● Given problem
Collect each line holding the string "after".

● Rows
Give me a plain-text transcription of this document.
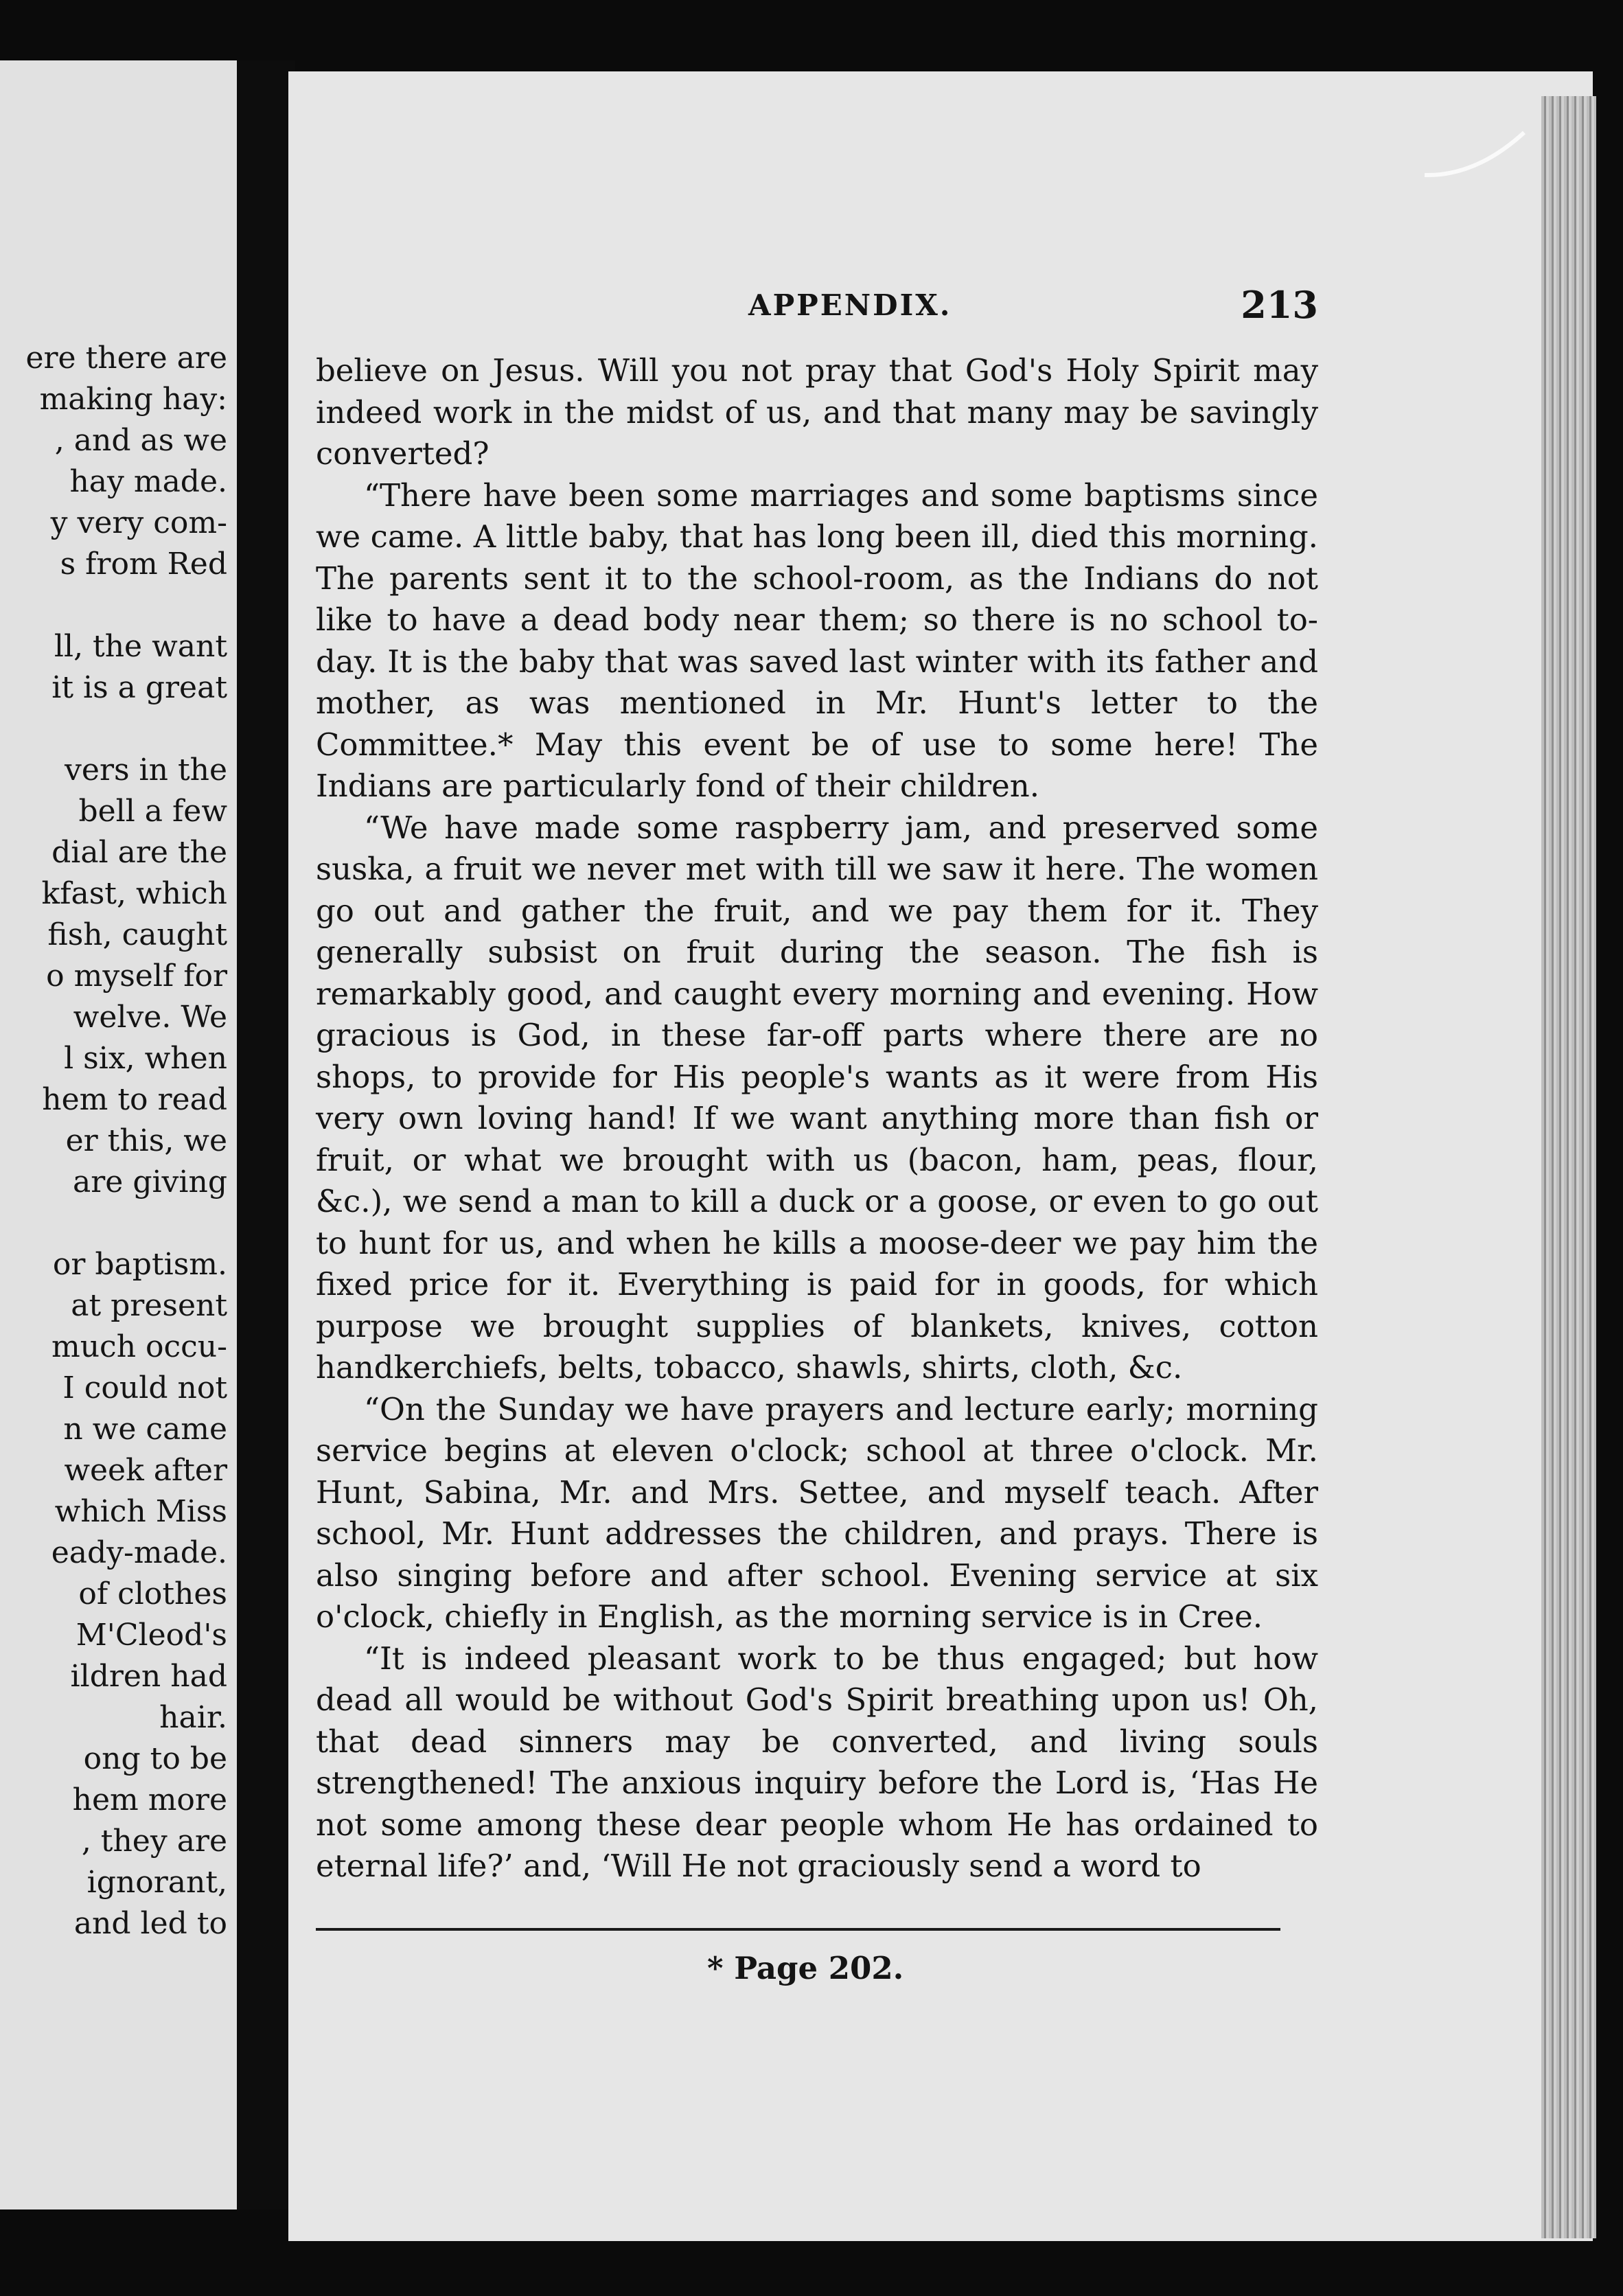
ere there are
making hay:
, and as we
hay made.
y very com-
s from Red
ll, the want
it is a great
vers in the
bell a few
dial are the
kfast, which
fish, caught
o myself for
welve. We
l six, when
hem to read
er this, we
are giving
or baptism.
at present
much occu-
I could not
n we came
week after
which Miss
eady-made.
of clothes
M'Cleod's
ildren had
hair.
ong to be
hem more
, they are
ignorant,
and led to
APPENDIX.	213

believe on Jesus. Will you not pray that God's Holy Spirit may indeed work in the midst of us, and that many may be savingly converted?

“There have been some marriages and some baptisms since we came. A little baby, that has long been ill, died this morning. The parents sent it to the school-room, as the Indians do not like to have a dead body near them; so there is no school to-day. It is the baby that was saved last winter with its father and mother, as was mentioned in Mr. Hunt's letter to the Committee.* May this event be of use to some here! The Indians are particularly fond of their children.

“We have made some raspberry jam, and preserved some suska, a fruit we never met with till we saw it here. The women go out and gather the fruit, and we pay them for it. They generally subsist on fruit during the season. The fish is remarkably good, and caught every morning and evening. How gracious is God, in these far-off parts where there are no shops, to provide for His people's wants as it were from His very own loving hand! If we want anything more than fish or fruit, or what we brought with us (bacon, ham, peas, flour, &c.), we send a man to kill a duck or a goose, or even to go out to hunt for us, and when he kills a moose-deer we pay him the fixed price for it. Everything is paid for in goods, for which purpose we brought supplies of blankets, knives, cotton handkerchiefs, belts, tobacco, shawls, shirts, cloth, &c.

“On the Sunday we have prayers and lecture early; morning service begins at eleven o'clock; school at three o'clock. Mr. Hunt, Sabina, Mr. and Mrs. Settee, and myself teach. After school, Mr. Hunt addresses the children, and prays. There is also singing before and after school. Evening service at six o'clock, chiefly in English, as the morning service is in Cree.

“It is indeed pleasant work to be thus engaged; but how dead all would be without God's Spirit breathing upon us! Oh, that dead sinners may be converted, and living souls strengthened! The anxious inquiry before the Lord is, ‘Has He not some among these dear people whom He has ordained to eternal life?’ and, ‘Will He not graciously send a word to

* Page 202.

● Result below
week after
“On the Sunday we have prayers and lecture early; morning service begins at eleven o'clock; school at three o'clock. Mr. Hunt, Sabina, Mr. and Mrs. Settee, and myself teach. After school, Mr. Hunt addresses the children, and prays. There is also singing before and after school. Evening service at six o'clock, chiefly in English, as the morning service is in Cree.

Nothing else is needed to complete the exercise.